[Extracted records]
------------------------
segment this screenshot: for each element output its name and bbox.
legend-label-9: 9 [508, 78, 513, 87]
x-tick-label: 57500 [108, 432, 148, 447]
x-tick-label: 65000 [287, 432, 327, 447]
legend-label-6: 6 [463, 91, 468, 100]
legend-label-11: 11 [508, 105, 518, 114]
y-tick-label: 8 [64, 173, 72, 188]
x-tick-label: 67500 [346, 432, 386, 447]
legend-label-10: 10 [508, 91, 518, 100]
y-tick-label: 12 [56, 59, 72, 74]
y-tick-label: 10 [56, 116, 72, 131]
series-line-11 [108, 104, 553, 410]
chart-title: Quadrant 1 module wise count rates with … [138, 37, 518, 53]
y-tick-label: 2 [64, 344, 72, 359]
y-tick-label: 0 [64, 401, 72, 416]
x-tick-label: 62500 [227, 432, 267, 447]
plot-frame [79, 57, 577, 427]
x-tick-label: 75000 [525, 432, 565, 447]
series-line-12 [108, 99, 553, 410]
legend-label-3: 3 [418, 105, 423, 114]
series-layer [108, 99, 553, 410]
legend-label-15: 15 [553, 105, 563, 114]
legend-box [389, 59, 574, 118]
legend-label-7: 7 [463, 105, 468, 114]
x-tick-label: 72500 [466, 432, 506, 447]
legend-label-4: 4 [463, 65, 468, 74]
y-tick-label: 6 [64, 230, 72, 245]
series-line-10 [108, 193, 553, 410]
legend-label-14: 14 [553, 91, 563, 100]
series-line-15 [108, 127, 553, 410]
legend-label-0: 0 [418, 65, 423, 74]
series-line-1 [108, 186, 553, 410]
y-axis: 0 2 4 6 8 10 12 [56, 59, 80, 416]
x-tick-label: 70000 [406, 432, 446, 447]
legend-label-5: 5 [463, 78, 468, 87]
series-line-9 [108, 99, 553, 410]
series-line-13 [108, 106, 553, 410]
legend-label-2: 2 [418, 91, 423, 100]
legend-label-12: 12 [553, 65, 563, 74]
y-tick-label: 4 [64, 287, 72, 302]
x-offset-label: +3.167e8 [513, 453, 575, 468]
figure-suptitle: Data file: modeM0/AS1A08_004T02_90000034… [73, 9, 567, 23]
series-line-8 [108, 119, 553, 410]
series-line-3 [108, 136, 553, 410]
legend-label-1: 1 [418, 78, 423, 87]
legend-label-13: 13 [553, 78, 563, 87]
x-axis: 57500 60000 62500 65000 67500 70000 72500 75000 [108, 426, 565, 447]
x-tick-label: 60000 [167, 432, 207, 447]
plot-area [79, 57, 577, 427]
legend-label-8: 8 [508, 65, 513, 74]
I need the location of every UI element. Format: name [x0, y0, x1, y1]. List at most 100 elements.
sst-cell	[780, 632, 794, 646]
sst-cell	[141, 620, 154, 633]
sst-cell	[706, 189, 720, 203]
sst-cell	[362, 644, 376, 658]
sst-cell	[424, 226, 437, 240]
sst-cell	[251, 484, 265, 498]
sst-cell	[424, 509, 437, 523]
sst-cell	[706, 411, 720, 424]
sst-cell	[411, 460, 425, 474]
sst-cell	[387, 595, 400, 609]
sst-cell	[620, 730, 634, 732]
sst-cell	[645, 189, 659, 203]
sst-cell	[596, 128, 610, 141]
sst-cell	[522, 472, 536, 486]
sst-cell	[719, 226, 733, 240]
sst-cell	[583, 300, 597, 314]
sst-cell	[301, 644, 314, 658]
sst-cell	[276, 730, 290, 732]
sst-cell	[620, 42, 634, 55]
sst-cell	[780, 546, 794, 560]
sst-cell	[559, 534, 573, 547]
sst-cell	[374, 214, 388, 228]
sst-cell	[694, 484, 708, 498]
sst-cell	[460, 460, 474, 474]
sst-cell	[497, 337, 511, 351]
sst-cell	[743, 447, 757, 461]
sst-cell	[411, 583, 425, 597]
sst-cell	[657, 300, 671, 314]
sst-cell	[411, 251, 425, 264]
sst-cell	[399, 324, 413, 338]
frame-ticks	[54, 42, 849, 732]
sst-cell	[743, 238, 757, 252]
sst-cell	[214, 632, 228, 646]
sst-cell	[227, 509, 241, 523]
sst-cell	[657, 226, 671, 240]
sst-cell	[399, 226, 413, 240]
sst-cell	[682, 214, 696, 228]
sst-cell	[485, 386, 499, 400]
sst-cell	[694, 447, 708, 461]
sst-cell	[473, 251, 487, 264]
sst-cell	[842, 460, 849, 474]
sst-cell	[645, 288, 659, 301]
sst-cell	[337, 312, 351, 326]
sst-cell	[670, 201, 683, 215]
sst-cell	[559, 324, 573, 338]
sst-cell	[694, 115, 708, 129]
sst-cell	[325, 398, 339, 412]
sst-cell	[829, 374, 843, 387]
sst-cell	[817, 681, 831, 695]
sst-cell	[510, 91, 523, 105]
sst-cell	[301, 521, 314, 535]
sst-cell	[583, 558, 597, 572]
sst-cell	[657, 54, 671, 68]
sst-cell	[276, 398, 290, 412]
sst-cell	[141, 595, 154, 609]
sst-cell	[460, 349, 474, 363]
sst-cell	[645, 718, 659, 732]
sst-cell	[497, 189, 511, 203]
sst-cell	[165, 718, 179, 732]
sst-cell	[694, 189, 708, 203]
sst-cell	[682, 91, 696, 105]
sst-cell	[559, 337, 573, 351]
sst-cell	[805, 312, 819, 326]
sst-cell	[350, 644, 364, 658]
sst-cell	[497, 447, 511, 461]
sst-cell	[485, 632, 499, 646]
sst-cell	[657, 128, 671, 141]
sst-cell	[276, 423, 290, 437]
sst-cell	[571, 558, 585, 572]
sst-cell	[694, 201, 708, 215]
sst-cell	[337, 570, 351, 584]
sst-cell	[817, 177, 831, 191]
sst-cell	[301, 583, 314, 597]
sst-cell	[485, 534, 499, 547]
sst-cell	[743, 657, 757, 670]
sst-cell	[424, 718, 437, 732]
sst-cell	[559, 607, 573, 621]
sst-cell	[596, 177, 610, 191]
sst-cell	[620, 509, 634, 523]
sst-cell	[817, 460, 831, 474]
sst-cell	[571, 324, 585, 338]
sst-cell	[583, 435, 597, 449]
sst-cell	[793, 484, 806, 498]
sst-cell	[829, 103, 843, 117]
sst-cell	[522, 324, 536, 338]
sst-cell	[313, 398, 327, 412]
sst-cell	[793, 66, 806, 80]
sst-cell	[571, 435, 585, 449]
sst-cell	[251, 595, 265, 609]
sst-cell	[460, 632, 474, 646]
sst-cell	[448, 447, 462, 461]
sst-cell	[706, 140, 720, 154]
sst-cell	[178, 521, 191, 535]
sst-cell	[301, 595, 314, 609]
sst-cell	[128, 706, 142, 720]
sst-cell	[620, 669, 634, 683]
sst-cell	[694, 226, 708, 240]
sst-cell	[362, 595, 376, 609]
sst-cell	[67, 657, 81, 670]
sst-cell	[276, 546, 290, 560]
------------------------
What this task involves
Extract every line of the entries above and reproduce each one verbatim, leaving none out.

Exercise output
segment this screenshot: for each element output its name and bbox.
legend-label-9: 9 [508, 78, 513, 87]
x-tick-label: 57500 [108, 432, 148, 447]
x-tick-label: 65000 [287, 432, 327, 447]
legend-label-6: 6 [463, 91, 468, 100]
legend-label-11: 11 [508, 105, 518, 114]
y-tick-label: 8 [64, 173, 72, 188]
x-tick-label: 67500 [346, 432, 386, 447]
legend-label-10: 10 [508, 91, 518, 100]
y-tick-label: 12 [56, 59, 72, 74]
y-tick-label: 10 [56, 116, 72, 131]
series-line-11 [108, 104, 553, 410]
chart-title: Quadrant 1 module wise count rates with … [138, 37, 518, 53]
y-tick-label: 2 [64, 344, 72, 359]
y-tick-label: 0 [64, 401, 72, 416]
x-tick-label: 62500 [227, 432, 267, 447]
plot-frame [79, 57, 577, 427]
x-tick-label: 75000 [525, 432, 565, 447]
series-line-12 [108, 99, 553, 410]
legend-label-3: 3 [418, 105, 423, 114]
series-layer [108, 99, 553, 410]
legend-label-15: 15 [553, 105, 563, 114]
legend-box [389, 59, 574, 118]
legend-label-7: 7 [463, 105, 468, 114]
x-tick-label: 72500 [466, 432, 506, 447]
legend-label-4: 4 [463, 65, 468, 74]
y-tick-label: 6 [64, 230, 72, 245]
series-line-10 [108, 193, 553, 410]
legend-label-14: 14 [553, 91, 563, 100]
series-line-15 [108, 127, 553, 410]
legend-label-0: 0 [418, 65, 423, 74]
series-line-1 [108, 186, 553, 410]
y-axis: 0 2 4 6 8 10 12 [56, 59, 80, 416]
x-tick-label: 70000 [406, 432, 446, 447]
legend-label-5: 5 [463, 78, 468, 87]
series-line-9 [108, 99, 553, 410]
series-line-13 [108, 106, 553, 410]
legend-label-2: 2 [418, 91, 423, 100]
legend-label-12: 12 [553, 65, 563, 74]
y-tick-label: 4 [64, 287, 72, 302]
x-offset-label: +3.167e8 [513, 453, 575, 468]
figure-suptitle: Data file: modeM0/AS1A08_004T02_90000034… [73, 9, 567, 23]
series-line-8 [108, 119, 553, 410]
series-line-3 [108, 136, 553, 410]
legend-label-1: 1 [418, 78, 423, 87]
legend-label-13: 13 [553, 78, 563, 87]
x-axis: 57500 60000 62500 65000 67500 70000 72500 75000 [108, 426, 565, 447]
x-tick-label: 60000 [167, 432, 207, 447]
plot-area [79, 57, 577, 427]
legend-label-8: 8 [508, 65, 513, 74]
I need the location of every UI element. Format: name [x0, y0, x1, y1]. List at most 100 elements.
sst-cell	[780, 632, 794, 646]
sst-cell	[141, 620, 154, 633]
sst-cell	[706, 189, 720, 203]
sst-cell	[362, 644, 376, 658]
sst-cell	[424, 226, 437, 240]
sst-cell	[251, 484, 265, 498]
sst-cell	[424, 509, 437, 523]
sst-cell	[706, 411, 720, 424]
sst-cell	[411, 460, 425, 474]
sst-cell	[387, 595, 400, 609]
sst-cell	[620, 730, 634, 732]
sst-cell	[645, 189, 659, 203]
sst-cell	[596, 128, 610, 141]
sst-cell	[522, 472, 536, 486]
sst-cell	[719, 226, 733, 240]
sst-cell	[583, 300, 597, 314]
sst-cell	[301, 644, 314, 658]
sst-cell	[276, 730, 290, 732]
sst-cell	[620, 42, 634, 55]
sst-cell	[780, 546, 794, 560]
sst-cell	[559, 534, 573, 547]
sst-cell	[374, 214, 388, 228]
sst-cell	[694, 484, 708, 498]
sst-cell	[460, 460, 474, 474]
sst-cell	[497, 337, 511, 351]
sst-cell	[743, 447, 757, 461]
sst-cell	[411, 583, 425, 597]
sst-cell	[657, 300, 671, 314]
sst-cell	[411, 251, 425, 264]
sst-cell	[399, 324, 413, 338]
frame-ticks	[54, 42, 849, 732]
sst-cell	[743, 238, 757, 252]
sst-cell	[214, 632, 228, 646]
sst-cell	[227, 509, 241, 523]
sst-cell	[657, 226, 671, 240]
sst-cell	[399, 226, 413, 240]
sst-cell	[682, 214, 696, 228]
sst-cell	[485, 386, 499, 400]
sst-cell	[694, 447, 708, 461]
sst-cell	[473, 251, 487, 264]
sst-cell	[842, 460, 849, 474]
sst-cell	[645, 288, 659, 301]
sst-cell	[337, 312, 351, 326]
sst-cell	[670, 201, 683, 215]
sst-cell	[559, 324, 573, 338]
sst-cell	[694, 115, 708, 129]
sst-cell	[325, 398, 339, 412]
sst-cell	[829, 374, 843, 387]
sst-cell	[817, 681, 831, 695]
sst-cell	[510, 91, 523, 105]
sst-cell	[301, 521, 314, 535]
sst-cell	[583, 558, 597, 572]
sst-cell	[657, 54, 671, 68]
sst-cell	[276, 398, 290, 412]
sst-cell	[141, 595, 154, 609]
sst-cell	[460, 349, 474, 363]
sst-cell	[645, 718, 659, 732]
sst-cell	[497, 189, 511, 203]
sst-cell	[165, 718, 179, 732]
sst-cell	[694, 189, 708, 203]
sst-cell	[682, 91, 696, 105]
sst-cell	[559, 337, 573, 351]
sst-cell	[805, 312, 819, 326]
sst-cell	[350, 644, 364, 658]
sst-cell	[497, 447, 511, 461]
sst-cell	[485, 632, 499, 646]
sst-cell	[657, 128, 671, 141]
sst-cell	[276, 423, 290, 437]
sst-cell	[571, 558, 585, 572]
sst-cell	[694, 201, 708, 215]
sst-cell	[337, 570, 351, 584]
sst-cell	[817, 177, 831, 191]
sst-cell	[301, 583, 314, 597]
sst-cell	[485, 534, 499, 547]
sst-cell	[743, 657, 757, 670]
sst-cell	[424, 718, 437, 732]
sst-cell	[559, 607, 573, 621]
sst-cell	[596, 177, 610, 191]
sst-cell	[620, 509, 634, 523]
sst-cell	[817, 460, 831, 474]
sst-cell	[571, 324, 585, 338]
sst-cell	[583, 435, 597, 449]
sst-cell	[793, 484, 806, 498]
sst-cell	[829, 103, 843, 117]
sst-cell	[522, 324, 536, 338]
sst-cell	[313, 398, 327, 412]
sst-cell	[793, 66, 806, 80]
sst-cell	[571, 435, 585, 449]
sst-cell	[251, 595, 265, 609]
sst-cell	[460, 632, 474, 646]
sst-cell	[448, 447, 462, 461]
sst-cell	[706, 140, 720, 154]
sst-cell	[178, 521, 191, 535]
sst-cell	[301, 595, 314, 609]
sst-cell	[128, 706, 142, 720]
sst-cell	[620, 669, 634, 683]
sst-cell	[694, 226, 708, 240]
sst-cell	[362, 595, 376, 609]
sst-cell	[67, 657, 81, 670]
sst-cell	[276, 546, 290, 560]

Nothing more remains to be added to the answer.